**Extracted information**
▼
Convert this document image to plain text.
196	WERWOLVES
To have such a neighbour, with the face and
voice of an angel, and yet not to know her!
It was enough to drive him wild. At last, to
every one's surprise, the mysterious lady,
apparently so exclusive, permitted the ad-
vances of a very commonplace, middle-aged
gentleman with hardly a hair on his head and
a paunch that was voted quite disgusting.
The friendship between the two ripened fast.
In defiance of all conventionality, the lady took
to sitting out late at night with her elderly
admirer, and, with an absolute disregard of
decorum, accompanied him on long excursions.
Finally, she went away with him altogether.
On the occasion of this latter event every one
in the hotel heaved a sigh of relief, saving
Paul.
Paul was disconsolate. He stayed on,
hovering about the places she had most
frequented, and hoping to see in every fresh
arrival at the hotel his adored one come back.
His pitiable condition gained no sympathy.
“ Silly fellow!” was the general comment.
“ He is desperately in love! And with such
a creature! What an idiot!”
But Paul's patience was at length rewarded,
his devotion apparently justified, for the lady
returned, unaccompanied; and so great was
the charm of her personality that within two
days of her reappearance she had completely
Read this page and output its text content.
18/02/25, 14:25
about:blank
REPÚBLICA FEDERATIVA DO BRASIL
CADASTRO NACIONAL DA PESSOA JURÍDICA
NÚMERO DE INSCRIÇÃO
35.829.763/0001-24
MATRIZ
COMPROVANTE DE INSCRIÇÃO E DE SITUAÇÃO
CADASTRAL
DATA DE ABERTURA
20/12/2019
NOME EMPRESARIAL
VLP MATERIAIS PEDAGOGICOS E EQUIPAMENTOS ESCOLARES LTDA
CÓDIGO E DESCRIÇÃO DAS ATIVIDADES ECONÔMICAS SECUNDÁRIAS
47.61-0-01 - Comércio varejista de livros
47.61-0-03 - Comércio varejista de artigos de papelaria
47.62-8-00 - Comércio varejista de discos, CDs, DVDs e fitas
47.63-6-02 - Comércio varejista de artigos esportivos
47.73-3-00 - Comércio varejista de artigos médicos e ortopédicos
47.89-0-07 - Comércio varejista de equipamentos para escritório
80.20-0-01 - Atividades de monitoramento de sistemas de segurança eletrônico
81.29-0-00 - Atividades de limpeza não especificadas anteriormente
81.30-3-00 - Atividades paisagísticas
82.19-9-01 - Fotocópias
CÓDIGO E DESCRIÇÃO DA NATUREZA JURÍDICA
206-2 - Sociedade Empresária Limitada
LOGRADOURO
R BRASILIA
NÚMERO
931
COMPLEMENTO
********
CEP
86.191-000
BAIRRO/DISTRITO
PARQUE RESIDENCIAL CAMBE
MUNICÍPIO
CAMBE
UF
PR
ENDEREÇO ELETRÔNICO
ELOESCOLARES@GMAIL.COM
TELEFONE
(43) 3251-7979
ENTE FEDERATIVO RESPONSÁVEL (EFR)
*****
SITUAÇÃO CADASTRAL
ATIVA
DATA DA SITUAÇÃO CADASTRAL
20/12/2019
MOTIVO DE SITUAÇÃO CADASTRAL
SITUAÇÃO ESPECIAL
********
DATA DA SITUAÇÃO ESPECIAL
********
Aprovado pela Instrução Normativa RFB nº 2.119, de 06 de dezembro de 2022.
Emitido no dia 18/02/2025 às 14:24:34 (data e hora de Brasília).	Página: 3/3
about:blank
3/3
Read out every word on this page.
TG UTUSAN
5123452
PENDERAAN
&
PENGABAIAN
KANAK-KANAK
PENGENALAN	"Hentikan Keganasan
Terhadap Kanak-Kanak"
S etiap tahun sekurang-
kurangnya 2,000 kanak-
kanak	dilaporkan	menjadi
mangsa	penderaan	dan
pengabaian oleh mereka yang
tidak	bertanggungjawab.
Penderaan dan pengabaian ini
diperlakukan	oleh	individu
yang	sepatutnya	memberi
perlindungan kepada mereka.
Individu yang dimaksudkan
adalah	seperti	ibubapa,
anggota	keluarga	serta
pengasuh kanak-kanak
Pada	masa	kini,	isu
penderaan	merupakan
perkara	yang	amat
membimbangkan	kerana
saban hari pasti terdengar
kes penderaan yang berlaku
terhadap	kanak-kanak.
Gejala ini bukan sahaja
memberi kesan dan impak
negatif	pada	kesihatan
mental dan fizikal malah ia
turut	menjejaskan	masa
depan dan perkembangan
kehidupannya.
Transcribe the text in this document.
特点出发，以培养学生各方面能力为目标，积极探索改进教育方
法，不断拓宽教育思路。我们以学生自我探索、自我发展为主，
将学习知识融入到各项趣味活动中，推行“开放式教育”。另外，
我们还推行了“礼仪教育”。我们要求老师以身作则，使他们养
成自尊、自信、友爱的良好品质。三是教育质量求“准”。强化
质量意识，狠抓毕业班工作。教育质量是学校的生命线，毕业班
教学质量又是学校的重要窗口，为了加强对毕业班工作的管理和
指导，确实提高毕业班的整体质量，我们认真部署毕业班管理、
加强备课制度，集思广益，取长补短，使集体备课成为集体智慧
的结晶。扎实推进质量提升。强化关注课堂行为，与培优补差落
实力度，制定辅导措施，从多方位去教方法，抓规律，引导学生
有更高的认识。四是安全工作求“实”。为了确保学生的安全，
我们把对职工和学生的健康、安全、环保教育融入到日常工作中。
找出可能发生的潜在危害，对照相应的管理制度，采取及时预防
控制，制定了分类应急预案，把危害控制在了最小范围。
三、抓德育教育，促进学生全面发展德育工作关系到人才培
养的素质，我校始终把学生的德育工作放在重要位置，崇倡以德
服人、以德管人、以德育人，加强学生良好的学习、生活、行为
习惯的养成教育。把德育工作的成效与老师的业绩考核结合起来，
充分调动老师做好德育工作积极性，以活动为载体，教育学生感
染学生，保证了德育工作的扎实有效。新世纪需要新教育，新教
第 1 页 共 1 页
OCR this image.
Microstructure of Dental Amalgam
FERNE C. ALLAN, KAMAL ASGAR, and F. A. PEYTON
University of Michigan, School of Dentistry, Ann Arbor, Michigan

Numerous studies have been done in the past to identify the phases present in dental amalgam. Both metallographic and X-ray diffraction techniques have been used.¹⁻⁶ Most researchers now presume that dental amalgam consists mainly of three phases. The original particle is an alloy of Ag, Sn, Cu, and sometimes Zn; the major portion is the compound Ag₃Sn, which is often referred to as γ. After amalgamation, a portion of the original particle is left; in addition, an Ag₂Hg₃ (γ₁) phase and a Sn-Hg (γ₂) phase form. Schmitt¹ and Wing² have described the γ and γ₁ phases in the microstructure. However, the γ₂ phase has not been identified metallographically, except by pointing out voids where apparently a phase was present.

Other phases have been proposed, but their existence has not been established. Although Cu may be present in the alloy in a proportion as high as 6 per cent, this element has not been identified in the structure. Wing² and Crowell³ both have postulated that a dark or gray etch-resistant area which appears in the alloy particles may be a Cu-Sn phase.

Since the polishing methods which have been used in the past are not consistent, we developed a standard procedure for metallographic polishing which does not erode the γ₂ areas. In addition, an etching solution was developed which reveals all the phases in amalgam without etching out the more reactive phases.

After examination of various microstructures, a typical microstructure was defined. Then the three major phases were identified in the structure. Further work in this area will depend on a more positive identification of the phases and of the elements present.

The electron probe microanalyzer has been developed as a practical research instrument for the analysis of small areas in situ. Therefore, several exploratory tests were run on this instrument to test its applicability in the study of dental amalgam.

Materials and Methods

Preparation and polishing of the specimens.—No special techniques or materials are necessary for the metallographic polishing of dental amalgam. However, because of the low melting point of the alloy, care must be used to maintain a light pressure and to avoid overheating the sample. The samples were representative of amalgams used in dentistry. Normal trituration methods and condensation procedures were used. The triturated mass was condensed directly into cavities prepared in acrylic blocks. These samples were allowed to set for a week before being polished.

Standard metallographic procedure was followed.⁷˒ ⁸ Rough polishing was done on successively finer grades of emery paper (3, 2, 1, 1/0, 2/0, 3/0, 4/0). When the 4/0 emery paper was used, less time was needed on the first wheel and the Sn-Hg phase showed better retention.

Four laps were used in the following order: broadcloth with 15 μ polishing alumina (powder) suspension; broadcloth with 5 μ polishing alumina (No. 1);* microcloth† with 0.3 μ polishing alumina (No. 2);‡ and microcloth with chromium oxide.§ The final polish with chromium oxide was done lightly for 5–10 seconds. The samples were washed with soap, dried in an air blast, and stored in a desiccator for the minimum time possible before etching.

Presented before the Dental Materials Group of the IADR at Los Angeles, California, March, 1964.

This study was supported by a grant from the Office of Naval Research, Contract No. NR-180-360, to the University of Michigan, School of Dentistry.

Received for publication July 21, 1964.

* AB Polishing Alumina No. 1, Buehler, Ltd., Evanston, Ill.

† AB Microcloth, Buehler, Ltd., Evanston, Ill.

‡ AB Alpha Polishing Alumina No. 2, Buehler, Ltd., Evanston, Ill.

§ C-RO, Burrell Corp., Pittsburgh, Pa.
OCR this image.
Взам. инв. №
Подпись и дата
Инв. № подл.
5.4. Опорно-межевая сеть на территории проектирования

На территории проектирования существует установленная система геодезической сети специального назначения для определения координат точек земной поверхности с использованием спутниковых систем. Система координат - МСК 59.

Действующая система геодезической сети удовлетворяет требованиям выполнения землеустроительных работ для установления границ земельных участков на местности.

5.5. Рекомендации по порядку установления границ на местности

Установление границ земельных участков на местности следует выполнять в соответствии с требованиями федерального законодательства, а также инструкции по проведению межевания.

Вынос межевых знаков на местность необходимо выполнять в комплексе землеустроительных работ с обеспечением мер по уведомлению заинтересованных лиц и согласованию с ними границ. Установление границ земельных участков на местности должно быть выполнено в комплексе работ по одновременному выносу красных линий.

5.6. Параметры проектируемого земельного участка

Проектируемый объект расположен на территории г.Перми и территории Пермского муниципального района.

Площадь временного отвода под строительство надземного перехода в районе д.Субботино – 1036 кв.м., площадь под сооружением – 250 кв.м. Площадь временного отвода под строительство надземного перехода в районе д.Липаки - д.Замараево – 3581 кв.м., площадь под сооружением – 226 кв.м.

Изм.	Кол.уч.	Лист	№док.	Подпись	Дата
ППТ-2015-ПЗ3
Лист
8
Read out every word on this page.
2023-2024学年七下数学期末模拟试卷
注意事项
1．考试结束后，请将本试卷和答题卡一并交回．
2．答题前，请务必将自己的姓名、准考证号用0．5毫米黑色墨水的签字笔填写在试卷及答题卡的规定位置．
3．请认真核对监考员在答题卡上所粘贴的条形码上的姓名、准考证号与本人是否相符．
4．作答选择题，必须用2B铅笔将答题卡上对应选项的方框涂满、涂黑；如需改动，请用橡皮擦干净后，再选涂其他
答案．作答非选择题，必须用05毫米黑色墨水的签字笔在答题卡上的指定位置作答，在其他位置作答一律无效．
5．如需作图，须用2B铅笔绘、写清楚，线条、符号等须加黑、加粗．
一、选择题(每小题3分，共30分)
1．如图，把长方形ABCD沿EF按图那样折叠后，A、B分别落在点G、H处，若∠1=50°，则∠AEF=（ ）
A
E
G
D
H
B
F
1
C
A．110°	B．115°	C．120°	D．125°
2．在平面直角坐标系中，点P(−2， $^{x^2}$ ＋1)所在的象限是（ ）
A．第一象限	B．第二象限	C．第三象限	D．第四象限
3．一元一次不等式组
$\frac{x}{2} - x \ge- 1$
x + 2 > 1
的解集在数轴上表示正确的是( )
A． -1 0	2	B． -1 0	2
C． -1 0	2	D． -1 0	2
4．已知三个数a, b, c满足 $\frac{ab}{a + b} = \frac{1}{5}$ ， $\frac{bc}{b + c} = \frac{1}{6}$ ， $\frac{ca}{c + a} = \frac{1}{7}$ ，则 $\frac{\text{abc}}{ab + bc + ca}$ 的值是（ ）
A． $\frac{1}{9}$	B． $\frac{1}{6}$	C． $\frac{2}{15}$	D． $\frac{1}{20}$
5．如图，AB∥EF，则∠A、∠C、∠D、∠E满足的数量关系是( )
▲
**Set task**
Where a line in the entries holds "JURÍDICA", copy that line.

**Expected answer**
CADASTRO NACIONAL DA PESSOA JURÍDICA
CÓDIGO E DESCRIÇÃO DA NATUREZA JURÍDICA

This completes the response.